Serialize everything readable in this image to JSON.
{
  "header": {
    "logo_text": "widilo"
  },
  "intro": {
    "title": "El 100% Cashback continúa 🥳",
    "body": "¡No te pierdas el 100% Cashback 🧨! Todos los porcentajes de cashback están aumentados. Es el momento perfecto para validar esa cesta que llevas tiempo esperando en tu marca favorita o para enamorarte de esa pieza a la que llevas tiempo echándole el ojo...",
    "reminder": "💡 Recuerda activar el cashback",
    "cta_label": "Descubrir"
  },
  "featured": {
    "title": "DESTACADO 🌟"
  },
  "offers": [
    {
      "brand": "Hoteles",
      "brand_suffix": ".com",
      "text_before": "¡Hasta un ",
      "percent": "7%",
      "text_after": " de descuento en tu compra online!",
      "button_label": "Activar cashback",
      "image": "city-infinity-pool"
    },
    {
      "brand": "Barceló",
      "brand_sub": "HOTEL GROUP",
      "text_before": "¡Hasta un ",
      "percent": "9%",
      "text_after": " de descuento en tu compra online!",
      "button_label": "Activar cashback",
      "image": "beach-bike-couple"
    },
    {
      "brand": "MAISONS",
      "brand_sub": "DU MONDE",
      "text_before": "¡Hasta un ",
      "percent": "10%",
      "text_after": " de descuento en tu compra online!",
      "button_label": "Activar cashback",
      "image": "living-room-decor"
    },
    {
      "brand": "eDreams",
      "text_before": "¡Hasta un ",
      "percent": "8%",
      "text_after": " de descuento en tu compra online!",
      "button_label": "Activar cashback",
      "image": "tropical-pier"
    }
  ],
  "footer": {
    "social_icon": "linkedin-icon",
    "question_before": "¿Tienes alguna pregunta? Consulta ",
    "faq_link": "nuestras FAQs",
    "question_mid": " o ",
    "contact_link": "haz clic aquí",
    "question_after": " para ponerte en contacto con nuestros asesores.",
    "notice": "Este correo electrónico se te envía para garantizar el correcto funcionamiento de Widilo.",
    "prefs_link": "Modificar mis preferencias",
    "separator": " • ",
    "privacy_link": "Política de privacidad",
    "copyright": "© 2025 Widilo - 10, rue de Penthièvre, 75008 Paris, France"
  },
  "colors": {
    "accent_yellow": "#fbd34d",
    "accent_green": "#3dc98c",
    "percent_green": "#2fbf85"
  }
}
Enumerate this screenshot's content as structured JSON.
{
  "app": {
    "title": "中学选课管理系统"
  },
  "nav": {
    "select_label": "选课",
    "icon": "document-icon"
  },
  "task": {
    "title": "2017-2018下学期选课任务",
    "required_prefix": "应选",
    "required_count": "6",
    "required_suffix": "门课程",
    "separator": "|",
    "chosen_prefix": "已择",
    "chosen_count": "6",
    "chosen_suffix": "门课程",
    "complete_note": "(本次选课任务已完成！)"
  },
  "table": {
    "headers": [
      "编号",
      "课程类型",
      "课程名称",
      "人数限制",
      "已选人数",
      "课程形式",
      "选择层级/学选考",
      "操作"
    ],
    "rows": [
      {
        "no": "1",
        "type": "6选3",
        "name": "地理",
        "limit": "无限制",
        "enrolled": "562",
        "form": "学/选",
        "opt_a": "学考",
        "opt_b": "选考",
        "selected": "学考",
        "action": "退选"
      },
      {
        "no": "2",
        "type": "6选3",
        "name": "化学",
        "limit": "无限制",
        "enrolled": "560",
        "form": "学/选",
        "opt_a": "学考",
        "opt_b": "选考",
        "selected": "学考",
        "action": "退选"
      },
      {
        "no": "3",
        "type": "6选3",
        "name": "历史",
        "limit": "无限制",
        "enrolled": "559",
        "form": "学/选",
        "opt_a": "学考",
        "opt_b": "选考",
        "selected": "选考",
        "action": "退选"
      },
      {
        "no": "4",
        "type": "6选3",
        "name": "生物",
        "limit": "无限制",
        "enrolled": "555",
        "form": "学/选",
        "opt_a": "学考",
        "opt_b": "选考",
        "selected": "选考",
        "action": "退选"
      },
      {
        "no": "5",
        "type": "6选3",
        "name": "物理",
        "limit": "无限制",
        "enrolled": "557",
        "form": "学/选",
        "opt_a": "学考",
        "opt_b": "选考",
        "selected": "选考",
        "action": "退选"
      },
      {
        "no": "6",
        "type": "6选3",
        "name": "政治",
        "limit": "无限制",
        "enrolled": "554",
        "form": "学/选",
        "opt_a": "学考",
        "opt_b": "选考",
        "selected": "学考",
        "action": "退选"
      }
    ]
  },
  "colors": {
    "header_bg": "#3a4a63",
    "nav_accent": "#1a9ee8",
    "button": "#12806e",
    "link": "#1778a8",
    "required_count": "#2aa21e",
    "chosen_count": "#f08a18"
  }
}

### GOAL OF THE EXERCISE
The answer is one number: how many lines of the material above contain "JSON".

### RESPONSE TO THIS TASK
2